▼

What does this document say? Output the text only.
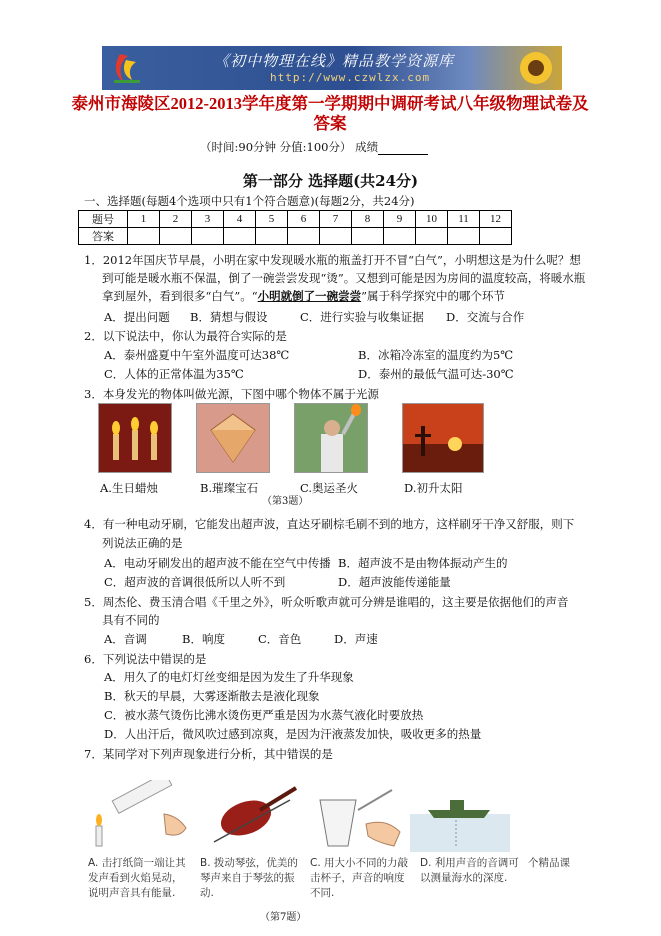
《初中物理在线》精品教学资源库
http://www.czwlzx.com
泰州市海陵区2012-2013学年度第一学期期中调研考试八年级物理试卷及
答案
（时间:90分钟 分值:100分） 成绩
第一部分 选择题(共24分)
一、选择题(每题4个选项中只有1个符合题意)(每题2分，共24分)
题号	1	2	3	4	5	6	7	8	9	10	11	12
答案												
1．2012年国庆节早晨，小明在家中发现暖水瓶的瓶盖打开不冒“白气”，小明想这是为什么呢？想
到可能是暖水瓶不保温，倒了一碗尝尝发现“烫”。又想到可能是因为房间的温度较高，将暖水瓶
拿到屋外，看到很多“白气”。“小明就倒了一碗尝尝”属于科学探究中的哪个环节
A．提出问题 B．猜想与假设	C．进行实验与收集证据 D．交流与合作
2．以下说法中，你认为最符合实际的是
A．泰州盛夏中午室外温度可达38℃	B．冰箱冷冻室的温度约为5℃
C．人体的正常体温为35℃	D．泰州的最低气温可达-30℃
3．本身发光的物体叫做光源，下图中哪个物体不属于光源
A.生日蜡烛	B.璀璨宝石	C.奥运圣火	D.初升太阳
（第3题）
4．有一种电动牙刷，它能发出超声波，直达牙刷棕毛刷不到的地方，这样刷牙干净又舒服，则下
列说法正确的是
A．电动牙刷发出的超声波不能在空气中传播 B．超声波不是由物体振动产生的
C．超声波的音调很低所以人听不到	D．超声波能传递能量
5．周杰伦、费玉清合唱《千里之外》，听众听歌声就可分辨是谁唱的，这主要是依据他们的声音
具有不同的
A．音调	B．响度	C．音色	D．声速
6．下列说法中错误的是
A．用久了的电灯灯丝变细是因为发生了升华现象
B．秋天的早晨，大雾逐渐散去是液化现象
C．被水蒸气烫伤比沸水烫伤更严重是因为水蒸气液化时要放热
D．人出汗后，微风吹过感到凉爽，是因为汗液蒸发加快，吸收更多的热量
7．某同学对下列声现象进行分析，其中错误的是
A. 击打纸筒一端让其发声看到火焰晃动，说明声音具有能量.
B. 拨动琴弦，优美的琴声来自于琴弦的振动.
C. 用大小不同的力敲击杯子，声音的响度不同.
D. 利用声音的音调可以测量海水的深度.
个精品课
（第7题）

▲

Goal >> Copy each line above precisely, dropping the pictures.

Response for this exercise >>
What does this document say? Output the text only.
《初中物理在线》精品教学资源库
http://www.czwlzx.com
泰州市海陵区2012-2013学年度第一学期期中调研考试八年级物理试卷及
答案
（时间:90分钟 分值:100分） 成绩
第一部分 选择题(共24分)
一、选择题(每题4个选项中只有1个符合题意)(每题2分，共24分)
题号	1	2	3	4	5	6	7	8	9	10	11	12
答案												
1．2012年国庆节早晨，小明在家中发现暖水瓶的瓶盖打开不冒“白气”，小明想这是为什么呢？想
到可能是暖水瓶不保温，倒了一碗尝尝发现“烫”。又想到可能是因为房间的温度较高，将暖水瓶
拿到屋外，看到很多“白气”。“小明就倒了一碗尝尝”属于科学探究中的哪个环节
A．提出问题 B．猜想与假设	C．进行实验与收集证据 D．交流与合作
2．以下说法中，你认为最符合实际的是
A．泰州盛夏中午室外温度可达38℃	B．冰箱冷冻室的温度约为5℃
C．人体的正常体温为35℃	D．泰州的最低气温可达-30℃
3．本身发光的物体叫做光源，下图中哪个物体不属于光源
A.生日蜡烛	B.璀璨宝石	C.奥运圣火	D.初升太阳
（第3题）
4．有一种电动牙刷，它能发出超声波，直达牙刷棕毛刷不到的地方，这样刷牙干净又舒服，则下
列说法正确的是
A．电动牙刷发出的超声波不能在空气中传播 B．超声波不是由物体振动产生的
C．超声波的音调很低所以人听不到	D．超声波能传递能量
5．周杰伦、费玉清合唱《千里之外》，听众听歌声就可分辨是谁唱的，这主要是依据他们的声音
具有不同的
A．音调	B．响度	C．音色	D．声速
6．下列说法中错误的是
A．用久了的电灯灯丝变细是因为发生了升华现象
B．秋天的早晨，大雾逐渐散去是液化现象
C．被水蒸气烫伤比沸水烫伤更严重是因为水蒸气液化时要放热
D．人出汗后，微风吹过感到凉爽，是因为汗液蒸发加快，吸收更多的热量
7．某同学对下列声现象进行分析，其中错误的是
A. 击打纸筒一端让其发声看到火焰晃动，说明声音具有能量.
B. 拨动琴弦，优美的琴声来自于琴弦的振动.
C. 用大小不同的力敲击杯子，声音的响度不同.
D. 利用声音的音调可以测量海水的深度.
个精品课
（第7题）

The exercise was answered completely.